Request: Gather up all lines that carry the word "placeholder".

Data entries:
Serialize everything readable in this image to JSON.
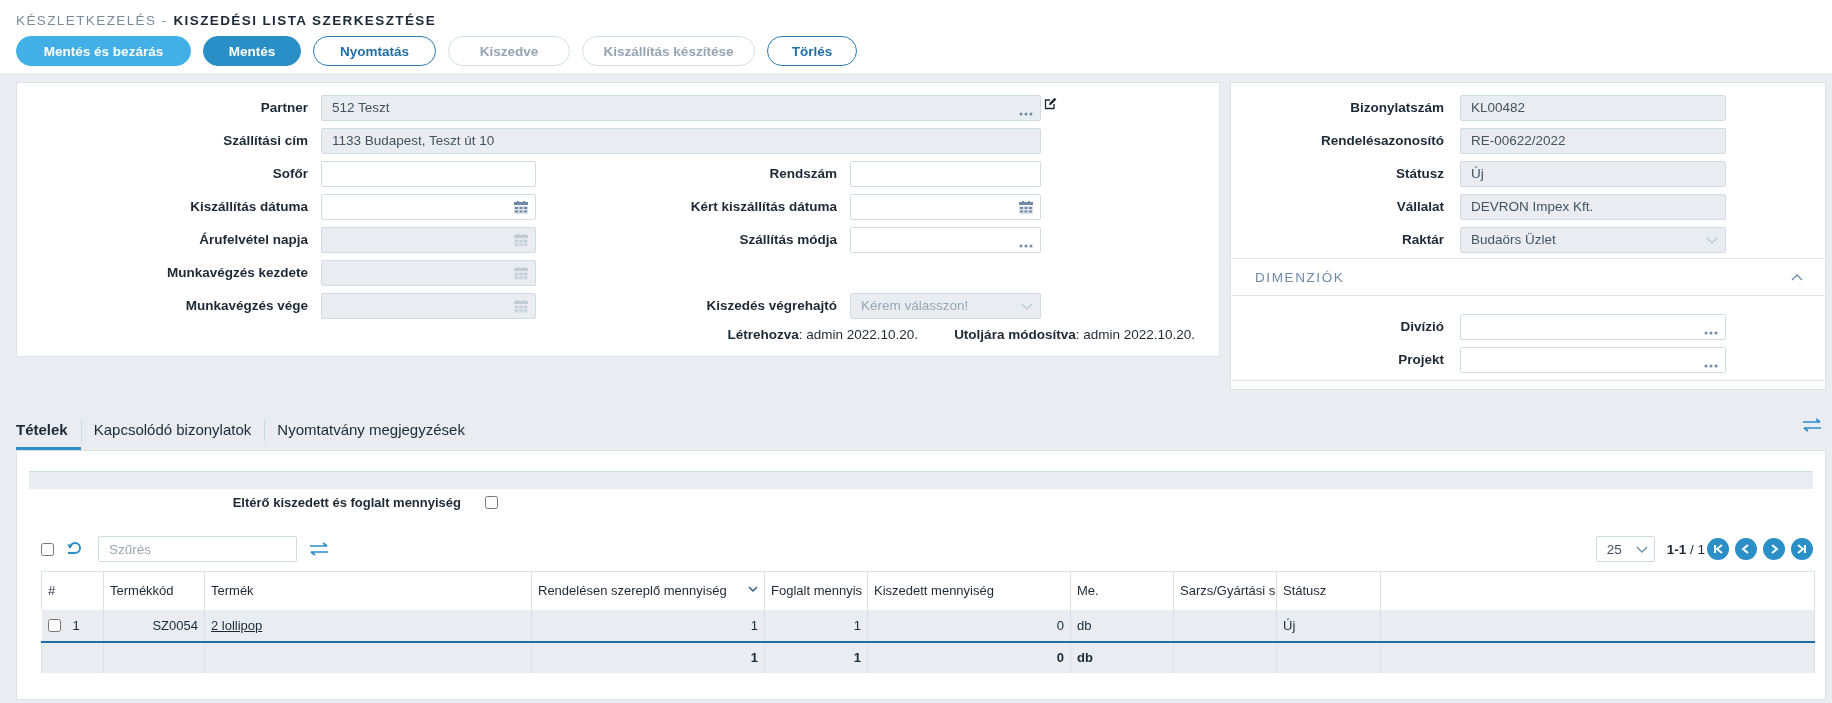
{
  "header": {
    "breadcrumb": "KÉSZLETKEZELÉS -",
    "title": "KISZEDÉSI LISTA SZERKESZTÉSE"
  },
  "toolbar": [
    {
      "label": "Mentés és bezárás",
      "kind": "light",
      "disabled": false
    },
    {
      "label": "Mentés",
      "kind": "primary",
      "disabled": false
    },
    {
      "label": "Nyomtatás",
      "kind": "outline",
      "disabled": false
    },
    {
      "label": "Kiszedve",
      "kind": "outline",
      "disabled": true
    },
    {
      "label": "Kiszállítás készítése",
      "kind": "outline",
      "disabled": true
    },
    {
      "label": "Törlés",
      "kind": "outline",
      "disabled": false
    }
  ],
  "form": {
    "rows": [
      {
        "kind": "wide",
        "editable": true,
        "fields": [
          {
            "label": "Partner",
            "value": "512 Teszt",
            "kind": "lookup",
            "disabled": true
          }
        ]
      },
      {
        "kind": "wide",
        "fields": [
          {
            "label": "Szállítási cím",
            "value": "1133 Budapest, Teszt út 10",
            "kind": "text",
            "disabled": true
          }
        ]
      },
      {
        "kind": "pair",
        "fields": [
          {
            "label": "Sofőr",
            "kind": "text",
            "disabled": false
          },
          {
            "label": "Rendszám",
            "kind": "text",
            "disabled": false
          }
        ]
      },
      {
        "kind": "pair",
        "fields": [
          {
            "label": "Kiszállítás dátuma",
            "kind": "date",
            "disabled": false
          },
          {
            "label": "Kért kiszállítás dátuma",
            "kind": "date",
            "disabled": false
          }
        ]
      },
      {
        "kind": "pair",
        "fields": [
          {
            "label": "Árufelvétel napja",
            "kind": "date",
            "disabled": true
          },
          {
            "label": "Szállítás módja",
            "kind": "lookup",
            "disabled": false
          }
        ]
      },
      {
        "kind": "pair",
        "fields": [
          {
            "label": "Munkavégzés kezdete",
            "kind": "date",
            "disabled": true
          }
        ]
      },
      {
        "kind": "pair",
        "fields": [
          {
            "label": "Munkavégzés vége",
            "kind": "date",
            "disabled": true
          },
          {
            "label": "Kiszedés végrehajtó",
            "placeholder": "Kérem válasszon!",
            "kind": "select",
            "disabled": true
          }
        ]
      }
    ],
    "meta": [
      "**Létrehozva**: admin 2022.10.20.",
      "**Utoljára módosítva**: admin 2022.10.20."
    ]
  },
  "details": {
    "fields": [
      {
        "label": "Bizonylatszám",
        "value": "KL00482",
        "kind": "text",
        "disabled": true
      },
      {
        "label": "Rendelésazonosító",
        "value": "RE-00622/2022",
        "kind": "text",
        "disabled": true
      },
      {
        "label": "Státusz",
        "value": "Új",
        "kind": "text",
        "disabled": true
      },
      {
        "label": "Vállalat",
        "value": "DEVRON Impex Kft.",
        "kind": "text",
        "disabled": true
      },
      {
        "label": "Raktár",
        "value": "Budaörs Üzlet",
        "kind": "select",
        "disabled": true
      }
    ],
    "section": {
      "title": "DIMENZIÓK",
      "expanded": true,
      "fields": [
        {
          "label": "Divízió",
          "kind": "lookup",
          "disabled": false
        },
        {
          "label": "Projekt",
          "kind": "lookup",
          "disabled": false
        }
      ]
    }
  },
  "tabs": [
    {
      "label": "Tételek",
      "selected": true
    },
    {
      "label": "Kapcsolódó bizonylatok",
      "selected": false
    },
    {
      "label": "Nyomtatvány megjegyzések",
      "selected": false
    }
  ],
  "filter": {
    "label": "Eltérő kiszedett és foglalt mennyiség",
    "checked": false
  },
  "grid": {
    "select_all": false,
    "search": {
      "placeholder": "Szűrés"
    },
    "page_size": "25",
    "page_info": "**1-1** / 1",
    "columns": [
      {
        "label": "#",
        "kind": "index"
      },
      {
        "label": "Termékkód",
        "kind": "number"
      },
      {
        "label": "Termék",
        "kind": "link"
      },
      {
        "label": "Rendelésen szereplő mennyiség",
        "kind": "number",
        "sorted": true,
        "total": "1"
      },
      {
        "label": "Foglalt mennyis",
        "kind": "number",
        "total": "1"
      },
      {
        "label": "Kiszedett mennyiség",
        "kind": "number",
        "total": "0"
      },
      {
        "label": "Me.",
        "kind": "text",
        "total": "db"
      },
      {
        "label": "Sarzs/Gyártási s",
        "kind": "text"
      },
      {
        "label": "Státusz",
        "kind": "text"
      }
    ],
    "rows": [
      {
        "selected": false,
        "cells": [
          "1",
          "SZ0054",
          "2 lollipop",
          "1",
          "1",
          "0",
          "db",
          null,
          "Új"
        ]
      }
    ]
  }
}
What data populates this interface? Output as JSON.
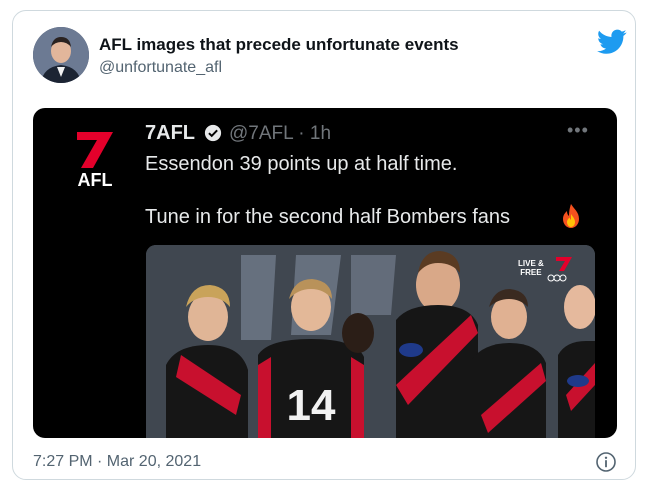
{
  "tweet": {
    "author_name": "AFL images that precede unfortunate events",
    "author_handle": "@unfortunate_afl",
    "timestamp": "7:27 PM · Mar 20, 2021"
  },
  "embedded": {
    "logo_text": "AFL",
    "name": "7AFL",
    "handle_time": "@7AFL · 1h",
    "line1": "Essendon 39 points up at half time.",
    "line2": "Tune in for the second half Bombers fans",
    "photo": {
      "badge_line1": "LIVE &",
      "badge_line2": "FREE",
      "jersey_number": "14"
    }
  },
  "colors": {
    "twitter_blue": "#1d9bf0",
    "seven_red": "#e4002b",
    "bombers_red": "#c8102e"
  },
  "icons": {
    "verified": "verified-badge-icon",
    "bird": "twitter-bird-icon",
    "info": "info-icon",
    "more": "more-dots-icon",
    "fire": "fire-emoji-icon"
  }
}
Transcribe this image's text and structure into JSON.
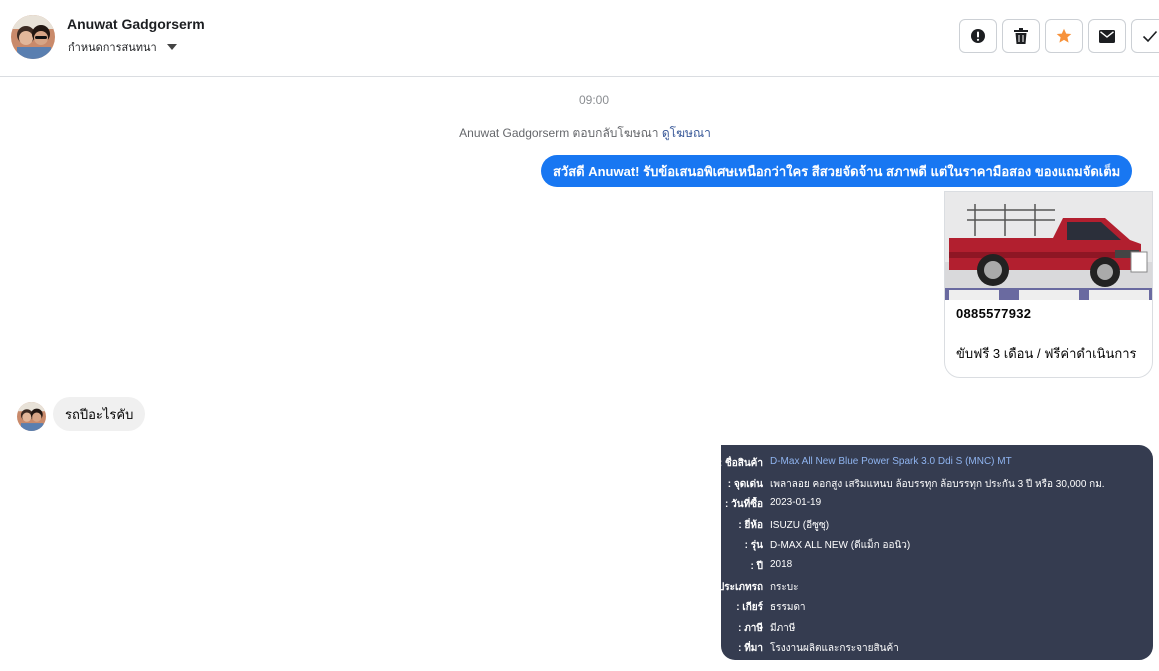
{
  "header": {
    "name": "Anuwat Gadgorserm",
    "subtitle": "กำหนดการสนทนา",
    "actions": [
      {
        "name": "report-icon",
        "label": "report"
      },
      {
        "name": "trash-icon",
        "label": "delete"
      },
      {
        "name": "star-icon",
        "label": "star"
      },
      {
        "name": "mail-icon",
        "label": "mark unread"
      },
      {
        "name": "check-icon",
        "label": "done"
      }
    ],
    "star_color": "#f7923b"
  },
  "conversation": {
    "time": "09:00",
    "note_text": "Anuwat Gadgorserm ตอบกลับโฆษณา",
    "note_link": "ดูโฆษณา",
    "outgoing_message": "สวัสดี Anuwat! รับข้อเสนอพิเศษเหนือกว่าใคร สีสวยจัดจ้าน สภาพดี แต่ในราคามือสอง ของแถมจัดเต็ม",
    "outgoing_color": "#1877f2",
    "card": {
      "title": "0885577932",
      "description": "ขับฟรี 3 เดือน / ฟรีค่าดำเนินการ"
    },
    "incoming_message": "รถปีอะไรคับ",
    "spec_rows": [
      {
        "label": "ชื่อสินค้า :",
        "value": "D-Max All New Blue Power Spark 3.0 Ddi S (MNC) MT"
      },
      {
        "label": "จุดเด่น :",
        "value": "เพลาลอย คอกสูง เสริมแหนบ ล้อบรรทุก ล้อบรรทุก ประกัน 3 ปี หรือ 30,000 กม."
      },
      {
        "label": "วันที่ซื้อ :",
        "value": "2023-01-19"
      },
      {
        "label": "ยี่ห้อ :",
        "value": "ISUZU (อีซูซุ)"
      },
      {
        "label": "รุ่น :",
        "value": "D-MAX ALL NEW (ดีแม็ก ออนิว)"
      },
      {
        "label": "ปี :",
        "value": "2018"
      },
      {
        "label": "ประเภทรถ :",
        "value": "กระบะ"
      },
      {
        "label": "เกียร์ :",
        "value": "ธรรมดา"
      },
      {
        "label": "ภาษี :",
        "value": "มีภาษี"
      },
      {
        "label": "ที่มา :",
        "value": "โรงงานผลิตและกระจายสินค้า"
      }
    ]
  }
}
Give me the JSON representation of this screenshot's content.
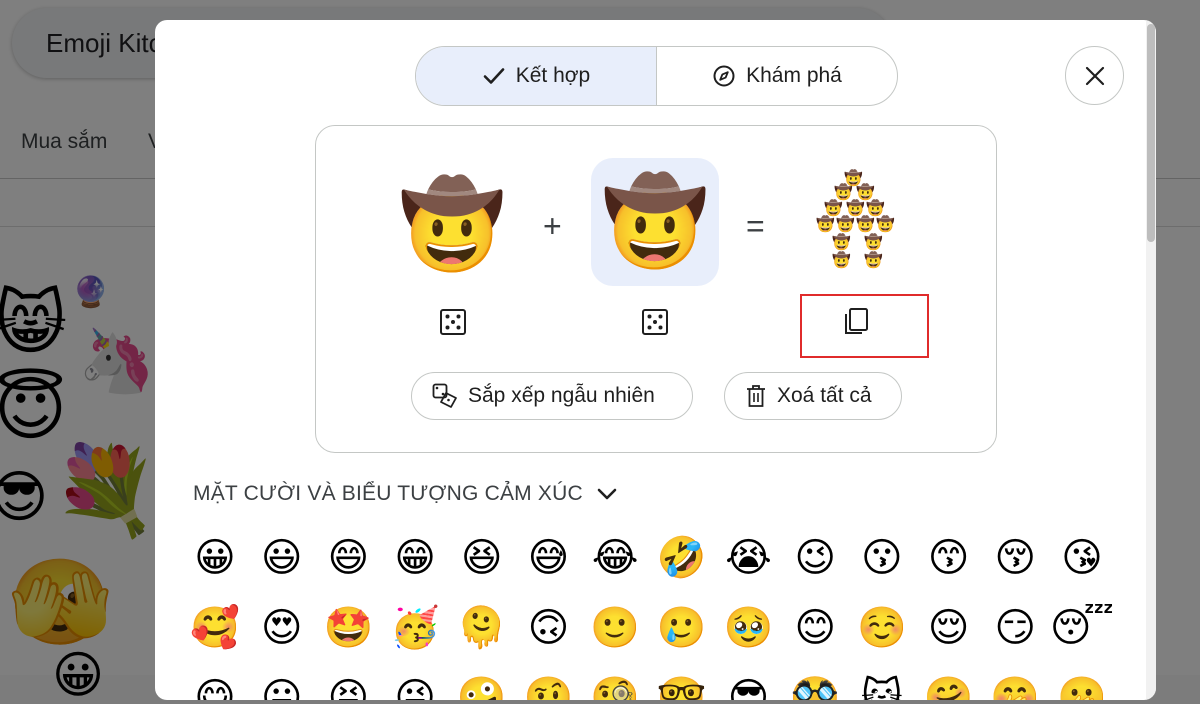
{
  "background": {
    "search_text": "Emoji Kitc",
    "nav": [
      "Mua sắm",
      "V"
    ],
    "emojis": [
      "😸",
      "🔮",
      "🦄",
      "😇",
      "💐",
      "🫣",
      "😎",
      "😀"
    ]
  },
  "dialog": {
    "tabs": [
      {
        "label": "Kết hợp",
        "icon": "check-icon",
        "active": true
      },
      {
        "label": "Khám phá",
        "icon": "compass-icon",
        "active": false
      }
    ],
    "close_icon": "close-icon",
    "mixer": {
      "left_emoji": "🤠",
      "right_emoji": "🤠",
      "plus": "+",
      "equals": "=",
      "result_emojis": [
        "🤠",
        "🤠",
        "🤠",
        "🤠",
        "🤠",
        "🤠",
        "🤠",
        "🤠",
        "🤠",
        "🤠",
        "🤠",
        "🤠",
        "🤠",
        "🤠"
      ]
    },
    "icons": {
      "left_dice": "dice-icon",
      "right_dice": "dice-icon",
      "copy": "copy-icon",
      "highlight_color": "#e02b2b",
      "accent_bg": "#e8eefb"
    },
    "buttons": {
      "shuffle": "Sắp xếp ngẫu nhiên",
      "clear": "Xoá tất cả"
    },
    "section": {
      "title": "MẶT CƯỜI VÀ BIỂU TƯỢNG CẢM XÚC"
    },
    "emoji_grid": [
      "😀",
      "😃",
      "😄",
      "😁",
      "😆",
      "😅",
      "😂",
      "🤣",
      "😭",
      "😉",
      "😗",
      "😙",
      "😚",
      "😘",
      "🥰",
      "😍",
      "🤩",
      "🥳",
      "🫠",
      "🙃",
      "🙂",
      "🥲",
      "🥹",
      "😊",
      "☺️",
      "😌",
      "😏",
      "😴",
      "😋",
      "😛",
      "😝",
      "😜",
      "🤪",
      "🤨",
      "🧐",
      "🤓",
      "😎",
      "🥸",
      "😺",
      "🤗",
      "🤭",
      "🫢"
    ]
  }
}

Task answer:
            "placeholder": "Kérem válasszon!",
      "placeholder": "Szűrés"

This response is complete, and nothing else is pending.